**EXERCISE:**
Output the data word for word, dropping every image.
------ DATASET ------
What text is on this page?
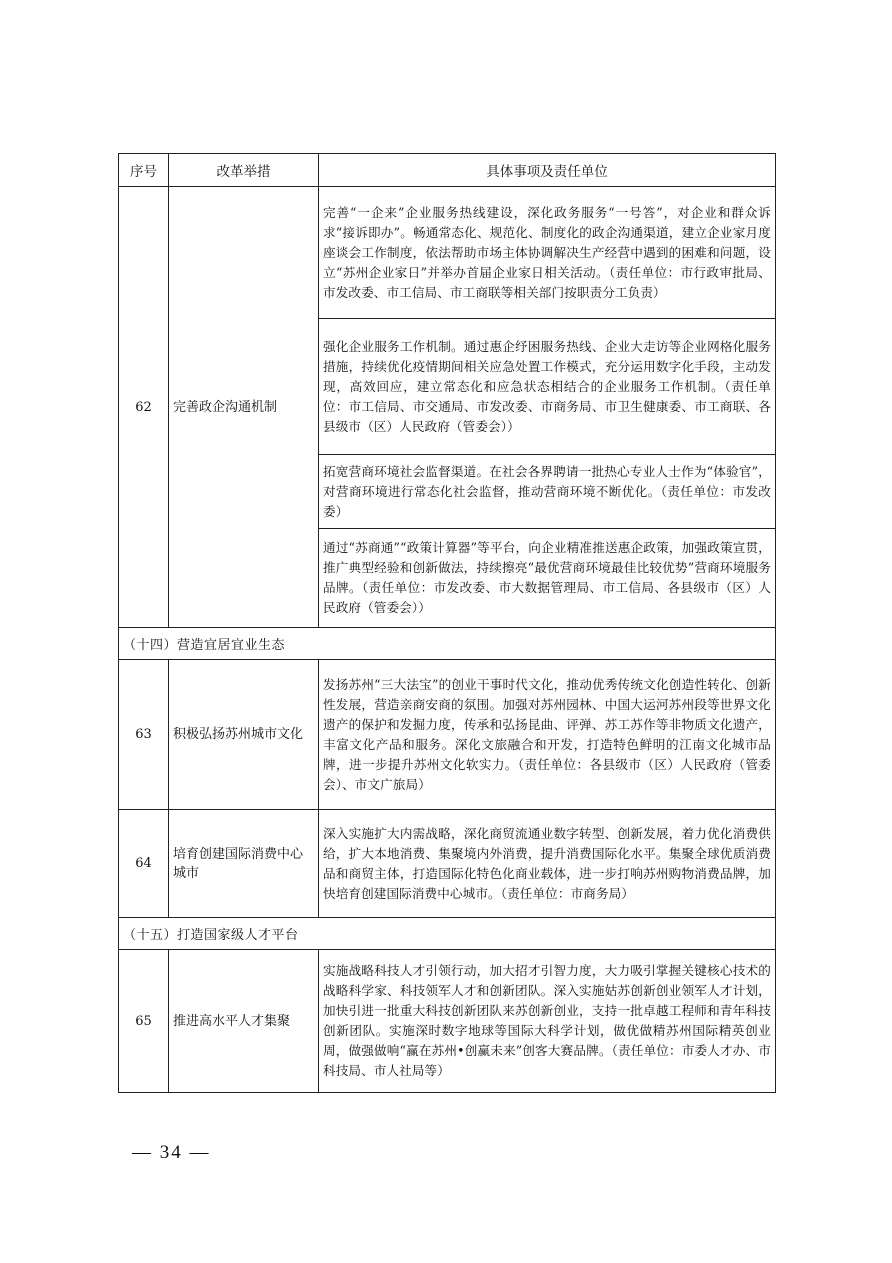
序号	改革举措	具体事项及责任单位
62	完善政企沟通机制	完善“一企来”企业服务热线建设，深化政务服务“一号答”，对企业和群众诉求“接诉即办”。畅通常态化、规范化、制度化的政企沟通渠道，建立企业家月度座谈会工作制度，依法帮助市场主体协调解决生产经营中遇到的困难和问题，设立“苏州企业家日”并举办首届企业家日相关活动。（责任单位：市行政审批局、市发改委、市工信局、市工商联等相关部门按职责分工负责）
		强化企业服务工作机制。通过惠企纾困服务热线、企业大走访等企业网格化服务措施，持续优化疫情期间相关应急处置工作模式，充分运用数字化手段，主动发现，高效回应，建立常态化和应急状态相结合的企业服务工作机制。（责任单位：市工信局、市交通局、市发改委、市商务局、市卫生健康委、市工商联、各县级市（区）人民政府（管委会））
		拓宽营商环境社会监督渠道。在社会各界聘请一批热心专业人士作为“体验官”，对营商环境进行常态化社会监督，推动营商环境不断优化。（责任单位：市发改委）
		通过“苏商通”“政策计算器”等平台，向企业精准推送惠企政策，加强政策宣贯，推广典型经验和创新做法，持续擦亮“最优营商环境最佳比较优势”营商环境服务品牌。（责任单位：市发改委、市大数据管理局、市工信局、各县级市（区）人民政府（管委会））
（十四）营造宜居宜业生态		
63	积极弘扬苏州城市文化	发扬苏州“三大法宝”的创业干事时代文化，推动优秀传统文化创造性转化、创新性发展，营造亲商安商的氛围。加强对苏州园林、中国大运河苏州段等世界文化遗产的保护和发掘力度，传承和弘扬昆曲、评弹、苏工苏作等非物质文化遗产，丰富文化产品和服务。深化文旅融合和开发，打造特色鲜明的江南文化城市品牌，进一步提升苏州文化软实力。（责任单位：各县级市（区）人民政府（管委会）、市文广旅局）
64	培育创建国际消费中心城市	深入实施扩大内需战略，深化商贸流通业数字转型、创新发展，着力优化消费供给，扩大本地消费、集聚境内外消费，提升消费国际化水平。集聚全球优质消费品和商贸主体，打造国际化特色化商业载体，进一步打响苏州购物消费品牌，加快培育创建国际消费中心城市。（责任单位：市商务局）
（十五）打造国家级人才平台		
65	推进高水平人才集聚	实施战略科技人才引领行动，加大招才引智力度，大力吸引掌握关键核心技术的战略科学家、科技领军人才和创新团队。深入实施姑苏创新创业领军人才计划，加快引进一批重大科技创新团队来苏创新创业，支持一批卓越工程师和青年科技创新团队。实施深时数字地球等国际大科学计划，做优做精苏州国际精英创业周，做强做响“赢在苏州•创赢未来”创客大赛品牌。（责任单位：市委人才办、市科技局、市人社局等）
— 34 —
------
**SOLVED PROBLEM:**
What text is on this page?
序号	改革举措	具体事项及责任单位
62	完善政企沟通机制	完善“一企来”企业服务热线建设，深化政务服务“一号答”，对企业和群众诉求“接诉即办”。畅通常态化、规范化、制度化的政企沟通渠道，建立企业家月度座谈会工作制度，依法帮助市场主体协调解决生产经营中遇到的困难和问题，设立“苏州企业家日”并举办首届企业家日相关活动。（责任单位：市行政审批局、市发改委、市工信局、市工商联等相关部门按职责分工负责）
		强化企业服务工作机制。通过惠企纾困服务热线、企业大走访等企业网格化服务措施，持续优化疫情期间相关应急处置工作模式，充分运用数字化手段，主动发现，高效回应，建立常态化和应急状态相结合的企业服务工作机制。（责任单位：市工信局、市交通局、市发改委、市商务局、市卫生健康委、市工商联、各县级市（区）人民政府（管委会））
		拓宽营商环境社会监督渠道。在社会各界聘请一批热心专业人士作为“体验官”，对营商环境进行常态化社会监督，推动营商环境不断优化。（责任单位：市发改委）
		通过“苏商通”“政策计算器”等平台，向企业精准推送惠企政策，加强政策宣贯，推广典型经验和创新做法，持续擦亮“最优营商环境最佳比较优势”营商环境服务品牌。（责任单位：市发改委、市大数据管理局、市工信局、各县级市（区）人民政府（管委会））
（十四）营造宜居宜业生态		
63	积极弘扬苏州城市文化	发扬苏州“三大法宝”的创业干事时代文化，推动优秀传统文化创造性转化、创新性发展，营造亲商安商的氛围。加强对苏州园林、中国大运河苏州段等世界文化遗产的保护和发掘力度，传承和弘扬昆曲、评弹、苏工苏作等非物质文化遗产，丰富文化产品和服务。深化文旅融合和开发，打造特色鲜明的江南文化城市品牌，进一步提升苏州文化软实力。（责任单位：各县级市（区）人民政府（管委会）、市文广旅局）
64	培育创建国际消费中心城市	深入实施扩大内需战略，深化商贸流通业数字转型、创新发展，着力优化消费供给，扩大本地消费、集聚境内外消费，提升消费国际化水平。集聚全球优质消费品和商贸主体，打造国际化特色化商业载体，进一步打响苏州购物消费品牌，加快培育创建国际消费中心城市。（责任单位：市商务局）
（十五）打造国家级人才平台		
65	推进高水平人才集聚	实施战略科技人才引领行动，加大招才引智力度，大力吸引掌握关键核心技术的战略科学家、科技领军人才和创新团队。深入实施姑苏创新创业领军人才计划，加快引进一批重大科技创新团队来苏创新创业，支持一批卓越工程师和青年科技创新团队。实施深时数字地球等国际大科学计划，做优做精苏州国际精英创业周，做强做响“赢在苏州•创赢未来”创客大赛品牌。（责任单位：市委人才办、市科技局、市人社局等）
— 34 —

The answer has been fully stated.